- Objective -
Search the data for the word "способен". Reproduce every line where it is found.
□ □ □
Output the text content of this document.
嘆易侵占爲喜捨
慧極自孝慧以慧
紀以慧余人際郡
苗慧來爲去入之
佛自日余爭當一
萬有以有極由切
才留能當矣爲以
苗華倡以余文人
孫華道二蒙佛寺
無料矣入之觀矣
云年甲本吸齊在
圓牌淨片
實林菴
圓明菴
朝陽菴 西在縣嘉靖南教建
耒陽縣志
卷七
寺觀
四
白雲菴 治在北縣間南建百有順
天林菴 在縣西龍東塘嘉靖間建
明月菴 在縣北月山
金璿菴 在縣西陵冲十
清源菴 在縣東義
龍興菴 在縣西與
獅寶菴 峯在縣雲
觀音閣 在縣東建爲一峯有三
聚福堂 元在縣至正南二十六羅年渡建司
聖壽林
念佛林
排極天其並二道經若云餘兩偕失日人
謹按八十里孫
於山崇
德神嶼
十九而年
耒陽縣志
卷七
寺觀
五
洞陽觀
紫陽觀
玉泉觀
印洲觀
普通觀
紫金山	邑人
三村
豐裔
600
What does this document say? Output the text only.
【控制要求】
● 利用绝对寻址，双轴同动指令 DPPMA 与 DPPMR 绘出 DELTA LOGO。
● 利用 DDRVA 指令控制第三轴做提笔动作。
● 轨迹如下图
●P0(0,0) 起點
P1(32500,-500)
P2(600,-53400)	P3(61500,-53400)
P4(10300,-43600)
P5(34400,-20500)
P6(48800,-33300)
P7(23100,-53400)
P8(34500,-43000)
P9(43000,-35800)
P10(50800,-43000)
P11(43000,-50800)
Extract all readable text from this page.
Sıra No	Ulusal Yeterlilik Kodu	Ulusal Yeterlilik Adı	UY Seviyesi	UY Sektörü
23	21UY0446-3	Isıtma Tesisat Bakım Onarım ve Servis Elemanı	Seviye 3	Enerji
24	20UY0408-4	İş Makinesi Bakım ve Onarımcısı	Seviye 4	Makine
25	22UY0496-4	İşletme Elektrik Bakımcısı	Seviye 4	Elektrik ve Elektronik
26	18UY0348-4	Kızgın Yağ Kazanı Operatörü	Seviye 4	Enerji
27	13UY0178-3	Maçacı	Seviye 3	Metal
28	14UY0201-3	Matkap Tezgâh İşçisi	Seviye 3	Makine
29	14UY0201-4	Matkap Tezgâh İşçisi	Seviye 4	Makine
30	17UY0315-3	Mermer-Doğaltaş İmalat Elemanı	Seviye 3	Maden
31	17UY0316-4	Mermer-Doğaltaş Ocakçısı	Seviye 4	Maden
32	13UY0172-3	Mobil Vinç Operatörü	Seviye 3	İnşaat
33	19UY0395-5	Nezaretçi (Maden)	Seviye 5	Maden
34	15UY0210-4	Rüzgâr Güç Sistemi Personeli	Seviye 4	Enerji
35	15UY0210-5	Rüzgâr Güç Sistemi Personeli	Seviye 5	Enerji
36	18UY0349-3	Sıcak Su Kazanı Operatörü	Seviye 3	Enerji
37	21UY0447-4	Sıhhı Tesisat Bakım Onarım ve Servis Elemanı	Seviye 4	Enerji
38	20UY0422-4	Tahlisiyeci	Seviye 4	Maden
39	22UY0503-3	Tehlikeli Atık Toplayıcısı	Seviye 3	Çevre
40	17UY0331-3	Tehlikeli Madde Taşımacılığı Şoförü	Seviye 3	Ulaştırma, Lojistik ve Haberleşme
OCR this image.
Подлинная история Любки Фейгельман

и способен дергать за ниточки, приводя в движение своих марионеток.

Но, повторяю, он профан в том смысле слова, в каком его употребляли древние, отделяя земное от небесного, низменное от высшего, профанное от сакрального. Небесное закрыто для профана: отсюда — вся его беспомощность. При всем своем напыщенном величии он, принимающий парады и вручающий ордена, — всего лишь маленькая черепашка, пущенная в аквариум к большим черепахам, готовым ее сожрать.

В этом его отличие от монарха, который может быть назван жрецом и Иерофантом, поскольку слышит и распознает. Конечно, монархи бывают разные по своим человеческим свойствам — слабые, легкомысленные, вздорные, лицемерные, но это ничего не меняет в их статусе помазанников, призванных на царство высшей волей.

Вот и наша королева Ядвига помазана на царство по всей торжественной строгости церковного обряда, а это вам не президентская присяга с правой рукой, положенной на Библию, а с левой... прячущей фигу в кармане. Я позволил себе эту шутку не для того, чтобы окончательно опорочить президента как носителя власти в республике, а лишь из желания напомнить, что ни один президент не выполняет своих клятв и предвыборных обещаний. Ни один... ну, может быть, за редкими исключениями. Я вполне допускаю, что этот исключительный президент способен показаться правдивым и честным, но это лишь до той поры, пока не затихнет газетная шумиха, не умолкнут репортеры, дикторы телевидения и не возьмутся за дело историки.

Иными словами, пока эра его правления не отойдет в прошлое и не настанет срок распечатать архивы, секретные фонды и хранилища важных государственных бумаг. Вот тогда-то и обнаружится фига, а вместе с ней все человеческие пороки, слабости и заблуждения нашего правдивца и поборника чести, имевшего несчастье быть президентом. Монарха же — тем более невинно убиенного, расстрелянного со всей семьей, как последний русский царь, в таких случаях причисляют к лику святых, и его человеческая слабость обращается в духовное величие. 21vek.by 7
□ □ □
- Solution to this exercise -
и способен дергать за ниточки, приводя в движение своих марионеток.
Вот и наша королева Ядвига помазана на царство по всей торжественной строгости церковного обряда, а это вам не президентская присяга с правой рукой, положенной на Библию, а с левой... прячущей фигу в кармане. Я позволил себе эту шутку не для того, чтобы окончательно опорочить президента как носителя власти в республике, а лишь из желания напомнить, что ни один президент не выполняет своих клятв и предвыборных обещаний. Ни один... ну, может быть, за редкими исключениями. Я вполне допускаю, что этот исключительный президент способен показаться правдивым и честным, но это лишь до той поры, пока не затихнет газетная шумиха, не умолкнут репортеры, дикторы телевидения и не возьмутся за дело историки.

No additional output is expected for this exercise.